YOUR INSTRUCTIONS
Quote, without change, all of the lines that follow.

PROVIDED DATA
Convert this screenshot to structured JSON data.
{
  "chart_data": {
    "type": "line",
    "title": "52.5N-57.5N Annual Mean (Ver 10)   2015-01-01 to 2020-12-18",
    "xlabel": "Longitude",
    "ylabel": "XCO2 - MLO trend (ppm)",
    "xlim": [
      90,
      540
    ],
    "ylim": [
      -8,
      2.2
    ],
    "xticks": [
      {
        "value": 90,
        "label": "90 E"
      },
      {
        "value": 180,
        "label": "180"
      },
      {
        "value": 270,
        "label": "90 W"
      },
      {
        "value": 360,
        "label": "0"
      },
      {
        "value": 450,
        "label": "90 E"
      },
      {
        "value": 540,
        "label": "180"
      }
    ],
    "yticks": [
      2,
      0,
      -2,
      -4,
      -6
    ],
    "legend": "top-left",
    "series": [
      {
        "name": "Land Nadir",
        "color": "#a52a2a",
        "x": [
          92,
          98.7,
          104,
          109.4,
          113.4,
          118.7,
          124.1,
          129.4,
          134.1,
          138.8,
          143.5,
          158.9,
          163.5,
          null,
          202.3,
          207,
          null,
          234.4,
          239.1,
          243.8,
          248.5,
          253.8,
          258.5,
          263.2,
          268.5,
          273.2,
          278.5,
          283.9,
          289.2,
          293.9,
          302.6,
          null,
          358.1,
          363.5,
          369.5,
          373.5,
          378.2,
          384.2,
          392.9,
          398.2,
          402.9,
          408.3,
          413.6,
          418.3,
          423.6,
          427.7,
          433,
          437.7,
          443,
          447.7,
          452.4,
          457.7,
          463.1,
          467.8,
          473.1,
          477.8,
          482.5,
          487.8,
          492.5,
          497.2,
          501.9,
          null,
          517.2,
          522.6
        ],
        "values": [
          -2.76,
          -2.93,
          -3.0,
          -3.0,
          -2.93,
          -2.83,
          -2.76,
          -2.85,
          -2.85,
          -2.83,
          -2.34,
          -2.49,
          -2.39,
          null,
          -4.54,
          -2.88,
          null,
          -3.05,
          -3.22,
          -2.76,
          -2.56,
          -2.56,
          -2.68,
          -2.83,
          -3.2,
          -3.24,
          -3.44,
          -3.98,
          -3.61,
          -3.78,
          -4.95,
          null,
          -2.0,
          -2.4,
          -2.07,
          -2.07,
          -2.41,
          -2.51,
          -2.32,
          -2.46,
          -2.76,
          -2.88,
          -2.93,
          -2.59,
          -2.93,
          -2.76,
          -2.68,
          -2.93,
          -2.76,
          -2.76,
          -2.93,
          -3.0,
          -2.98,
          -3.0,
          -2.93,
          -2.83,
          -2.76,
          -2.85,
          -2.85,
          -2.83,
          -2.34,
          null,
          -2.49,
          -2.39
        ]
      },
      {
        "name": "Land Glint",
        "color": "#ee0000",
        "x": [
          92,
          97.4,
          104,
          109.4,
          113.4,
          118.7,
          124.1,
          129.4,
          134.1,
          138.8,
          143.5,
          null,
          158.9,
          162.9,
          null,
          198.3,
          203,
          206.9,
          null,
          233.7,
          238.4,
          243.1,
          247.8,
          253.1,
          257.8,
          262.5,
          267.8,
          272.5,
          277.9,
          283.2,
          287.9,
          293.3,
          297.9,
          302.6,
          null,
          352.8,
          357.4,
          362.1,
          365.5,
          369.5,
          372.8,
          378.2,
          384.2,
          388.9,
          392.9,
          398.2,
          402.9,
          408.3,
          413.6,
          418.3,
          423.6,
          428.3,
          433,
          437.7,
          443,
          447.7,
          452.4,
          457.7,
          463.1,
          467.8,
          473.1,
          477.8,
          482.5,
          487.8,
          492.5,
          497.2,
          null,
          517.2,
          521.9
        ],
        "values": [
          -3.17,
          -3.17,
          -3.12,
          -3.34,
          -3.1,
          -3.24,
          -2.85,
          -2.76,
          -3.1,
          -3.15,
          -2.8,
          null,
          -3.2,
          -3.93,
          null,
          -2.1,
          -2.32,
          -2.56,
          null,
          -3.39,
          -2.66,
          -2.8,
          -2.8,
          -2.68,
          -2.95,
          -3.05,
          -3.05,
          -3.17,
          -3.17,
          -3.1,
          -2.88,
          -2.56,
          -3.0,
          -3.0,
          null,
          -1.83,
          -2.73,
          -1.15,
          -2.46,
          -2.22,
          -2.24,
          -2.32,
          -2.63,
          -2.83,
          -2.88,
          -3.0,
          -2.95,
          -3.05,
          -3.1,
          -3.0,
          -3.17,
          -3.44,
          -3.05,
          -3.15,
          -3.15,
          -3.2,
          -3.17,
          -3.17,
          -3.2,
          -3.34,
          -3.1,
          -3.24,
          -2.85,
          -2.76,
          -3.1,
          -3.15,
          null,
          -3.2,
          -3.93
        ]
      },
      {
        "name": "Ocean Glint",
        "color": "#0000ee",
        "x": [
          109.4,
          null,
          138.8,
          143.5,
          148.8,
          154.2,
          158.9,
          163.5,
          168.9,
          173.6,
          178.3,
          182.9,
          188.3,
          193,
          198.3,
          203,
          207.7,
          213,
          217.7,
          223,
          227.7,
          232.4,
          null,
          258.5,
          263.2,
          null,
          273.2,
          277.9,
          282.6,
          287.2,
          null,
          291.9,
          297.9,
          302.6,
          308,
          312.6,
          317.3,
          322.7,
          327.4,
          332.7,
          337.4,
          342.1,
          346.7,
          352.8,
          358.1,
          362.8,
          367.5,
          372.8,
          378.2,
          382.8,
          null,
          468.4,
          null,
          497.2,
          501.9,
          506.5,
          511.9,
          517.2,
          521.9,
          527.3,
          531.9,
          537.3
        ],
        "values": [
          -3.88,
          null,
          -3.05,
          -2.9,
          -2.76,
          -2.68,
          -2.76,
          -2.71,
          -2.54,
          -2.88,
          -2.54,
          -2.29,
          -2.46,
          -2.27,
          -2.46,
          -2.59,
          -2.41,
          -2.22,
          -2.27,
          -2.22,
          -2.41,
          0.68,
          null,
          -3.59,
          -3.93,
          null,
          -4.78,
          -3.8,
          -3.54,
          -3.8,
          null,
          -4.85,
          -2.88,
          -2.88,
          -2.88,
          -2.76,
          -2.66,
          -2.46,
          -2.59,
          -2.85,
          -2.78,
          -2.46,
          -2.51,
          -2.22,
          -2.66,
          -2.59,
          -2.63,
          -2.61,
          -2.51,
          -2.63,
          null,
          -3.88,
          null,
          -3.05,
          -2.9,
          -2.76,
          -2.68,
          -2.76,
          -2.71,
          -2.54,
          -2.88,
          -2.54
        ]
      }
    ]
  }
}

TASK OUTPUT
Convert this screenshot to structured JSON data.
{
  "chart_data": {
    "type": "line",
    "title": "52.5N-57.5N Annual Mean (Ver 10)   2015-01-01 to 2020-12-18",
    "xlabel": "Longitude",
    "ylabel": "XCO2 - MLO trend (ppm)",
    "xlim": [
      90,
      540
    ],
    "ylim": [
      -8,
      2.2
    ],
    "xticks": [
      {
        "value": 90,
        "label": "90 E"
      },
      {
        "value": 180,
        "label": "180"
      },
      {
        "value": 270,
        "label": "90 W"
      },
      {
        "value": 360,
        "label": "0"
      },
      {
        "value": 450,
        "label": "90 E"
      },
      {
        "value": 540,
        "label": "180"
      }
    ],
    "yticks": [
      2,
      0,
      -2,
      -4,
      -6
    ],
    "legend": "top-left",
    "series": [
      {
        "name": "Land Nadir",
        "color": "#a52a2a",
        "x": [
          92,
          98.7,
          104,
          109.4,
          113.4,
          118.7,
          124.1,
          129.4,
          134.1,
          138.8,
          143.5,
          158.9,
          163.5,
          null,
          202.3,
          207,
          null,
          234.4,
          239.1,
          243.8,
          248.5,
          253.8,
          258.5,
          263.2,
          268.5,
          273.2,
          278.5,
          283.9,
          289.2,
          293.9,
          302.6,
          null,
          358.1,
          363.5,
          369.5,
          373.5,
          378.2,
          384.2,
          392.9,
          398.2,
          402.9,
          408.3,
          413.6,
          418.3,
          423.6,
          427.7,
          433,
          437.7,
          443,
          447.7,
          452.4,
          457.7,
          463.1,
          467.8,
          473.1,
          477.8,
          482.5,
          487.8,
          492.5,
          497.2,
          501.9,
          null,
          517.2,
          522.6
        ],
        "values": [
          -2.76,
          -2.93,
          -3.0,
          -3.0,
          -2.93,
          -2.83,
          -2.76,
          -2.85,
          -2.85,
          -2.83,
          -2.34,
          -2.49,
          -2.39,
          null,
          -4.54,
          -2.88,
          null,
          -3.05,
          -3.22,
          -2.76,
          -2.56,
          -2.56,
          -2.68,
          -2.83,
          -3.2,
          -3.24,
          -3.44,
          -3.98,
          -3.61,
          -3.78,
          -4.95,
          null,
          -2.0,
          -2.4,
          -2.07,
          -2.07,
          -2.41,
          -2.51,
          -2.32,
          -2.46,
          -2.76,
          -2.88,
          -2.93,
          -2.59,
          -2.93,
          -2.76,
          -2.68,
          -2.93,
          -2.76,
          -2.76,
          -2.93,
          -3.0,
          -2.98,
          -3.0,
          -2.93,
          -2.83,
          -2.76,
          -2.85,
          -2.85,
          -2.83,
          -2.34,
          null,
          -2.49,
          -2.39
        ]
      },
      {
        "name": "Land Glint",
        "color": "#ee0000",
        "x": [
          92,
          97.4,
          104,
          109.4,
          113.4,
          118.7,
          124.1,
          129.4,
          134.1,
          138.8,
          143.5,
          null,
          158.9,
          162.9,
          null,
          198.3,
          203,
          206.9,
          null,
          233.7,
          238.4,
          243.1,
          247.8,
          253.1,
          257.8,
          262.5,
          267.8,
          272.5,
          277.9,
          283.2,
          287.9,
          293.3,
          297.9,
          302.6,
          null,
          352.8,
          357.4,
          362.1,
          365.5,
          369.5,
          372.8,
          378.2,
          384.2,
          388.9,
          392.9,
          398.2,
          402.9,
          408.3,
          413.6,
          418.3,
          423.6,
          428.3,
          433,
          437.7,
          443,
          447.7,
          452.4,
          457.7,
          463.1,
          467.8,
          473.1,
          477.8,
          482.5,
          487.8,
          492.5,
          497.2,
          null,
          517.2,
          521.9
        ],
        "values": [
          -3.17,
          -3.17,
          -3.12,
          -3.34,
          -3.1,
          -3.24,
          -2.85,
          -2.76,
          -3.1,
          -3.15,
          -2.8,
          null,
          -3.2,
          -3.93,
          null,
          -2.1,
          -2.32,
          -2.56,
          null,
          -3.39,
          -2.66,
          -2.8,
          -2.8,
          -2.68,
          -2.95,
          -3.05,
          -3.05,
          -3.17,
          -3.17,
          -3.1,
          -2.88,
          -2.56,
          -3.0,
          -3.0,
          null,
          -1.83,
          -2.73,
          -1.15,
          -2.46,
          -2.22,
          -2.24,
          -2.32,
          -2.63,
          -2.83,
          -2.88,
          -3.0,
          -2.95,
          -3.05,
          -3.1,
          -3.0,
          -3.17,
          -3.44,
          -3.05,
          -3.15,
          -3.15,
          -3.2,
          -3.17,
          -3.17,
          -3.2,
          -3.34,
          -3.1,
          -3.24,
          -2.85,
          -2.76,
          -3.1,
          -3.15,
          null,
          -3.2,
          -3.93
        ]
      },
      {
        "name": "Ocean Glint",
        "color": "#0000ee",
        "x": [
          109.4,
          null,
          138.8,
          143.5,
          148.8,
          154.2,
          158.9,
          163.5,
          168.9,
          173.6,
          178.3,
          182.9,
          188.3,
          193,
          198.3,
          203,
          207.7,
          213,
          217.7,
          223,
          227.7,
          232.4,
          null,
          258.5,
          263.2,
          null,
          273.2,
          277.9,
          282.6,
          287.2,
          null,
          291.9,
          297.9,
          302.6,
          308,
          312.6,
          317.3,
          322.7,
          327.4,
          332.7,
          337.4,
          342.1,
          346.7,
          352.8,
          358.1,
          362.8,
          367.5,
          372.8,
          378.2,
          382.8,
          null,
          468.4,
          null,
          497.2,
          501.9,
          506.5,
          511.9,
          517.2,
          521.9,
          527.3,
          531.9,
          537.3
        ],
        "values": [
          -3.88,
          null,
          -3.05,
          -2.9,
          -2.76,
          -2.68,
          -2.76,
          -2.71,
          -2.54,
          -2.88,
          -2.54,
          -2.29,
          -2.46,
          -2.27,
          -2.46,
          -2.59,
          -2.41,
          -2.22,
          -2.27,
          -2.22,
          -2.41,
          0.68,
          null,
          -3.59,
          -3.93,
          null,
          -4.78,
          -3.8,
          -3.54,
          -3.8,
          null,
          -4.85,
          -2.88,
          -2.88,
          -2.88,
          -2.76,
          -2.66,
          -2.46,
          -2.59,
          -2.85,
          -2.78,
          -2.46,
          -2.51,
          -2.22,
          -2.66,
          -2.59,
          -2.63,
          -2.61,
          -2.51,
          -2.63,
          null,
          -3.88,
          null,
          -3.05,
          -2.9,
          -2.76,
          -2.68,
          -2.76,
          -2.71,
          -2.54,
          -2.88,
          -2.54
        ]
      }
    ]
  }
}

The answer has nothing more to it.